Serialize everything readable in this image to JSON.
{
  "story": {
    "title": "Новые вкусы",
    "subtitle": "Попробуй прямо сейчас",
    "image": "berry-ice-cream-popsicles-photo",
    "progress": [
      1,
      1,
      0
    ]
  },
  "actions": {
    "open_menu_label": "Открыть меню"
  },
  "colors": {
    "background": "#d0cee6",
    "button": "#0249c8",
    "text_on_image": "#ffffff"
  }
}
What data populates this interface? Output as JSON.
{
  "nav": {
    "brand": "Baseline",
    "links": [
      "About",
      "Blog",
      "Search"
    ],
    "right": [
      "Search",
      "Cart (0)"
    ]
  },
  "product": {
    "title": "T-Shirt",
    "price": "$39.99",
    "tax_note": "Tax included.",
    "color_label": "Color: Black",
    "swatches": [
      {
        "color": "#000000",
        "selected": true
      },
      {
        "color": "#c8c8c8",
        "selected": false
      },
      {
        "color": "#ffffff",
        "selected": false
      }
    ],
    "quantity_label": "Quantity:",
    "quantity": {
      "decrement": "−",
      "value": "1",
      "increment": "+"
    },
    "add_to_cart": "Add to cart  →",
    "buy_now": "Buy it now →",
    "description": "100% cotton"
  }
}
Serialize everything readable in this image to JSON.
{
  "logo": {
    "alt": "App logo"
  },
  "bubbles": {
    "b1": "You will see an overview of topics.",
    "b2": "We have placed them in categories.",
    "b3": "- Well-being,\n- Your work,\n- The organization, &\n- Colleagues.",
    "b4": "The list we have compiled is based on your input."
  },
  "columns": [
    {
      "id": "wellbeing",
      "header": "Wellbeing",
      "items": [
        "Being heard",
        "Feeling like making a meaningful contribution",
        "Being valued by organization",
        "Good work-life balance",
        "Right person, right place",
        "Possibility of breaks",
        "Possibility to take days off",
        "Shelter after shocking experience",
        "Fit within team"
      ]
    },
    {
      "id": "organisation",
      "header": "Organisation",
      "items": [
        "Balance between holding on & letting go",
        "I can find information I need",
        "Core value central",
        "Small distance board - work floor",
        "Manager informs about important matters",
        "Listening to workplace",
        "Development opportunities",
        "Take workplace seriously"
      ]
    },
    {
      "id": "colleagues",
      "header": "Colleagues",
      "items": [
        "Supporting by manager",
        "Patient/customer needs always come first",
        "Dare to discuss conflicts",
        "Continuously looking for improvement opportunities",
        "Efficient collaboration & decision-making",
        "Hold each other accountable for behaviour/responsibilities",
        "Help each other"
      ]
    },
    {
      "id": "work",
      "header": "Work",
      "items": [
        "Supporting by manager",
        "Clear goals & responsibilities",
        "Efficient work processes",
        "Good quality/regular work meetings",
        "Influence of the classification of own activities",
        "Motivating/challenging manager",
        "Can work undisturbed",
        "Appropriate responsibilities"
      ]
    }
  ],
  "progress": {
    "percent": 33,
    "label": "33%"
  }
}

◇ ◇ ◇ ◇ ◇ ◇ ◇

Tell how many lines contain the word "have", using only the number.

2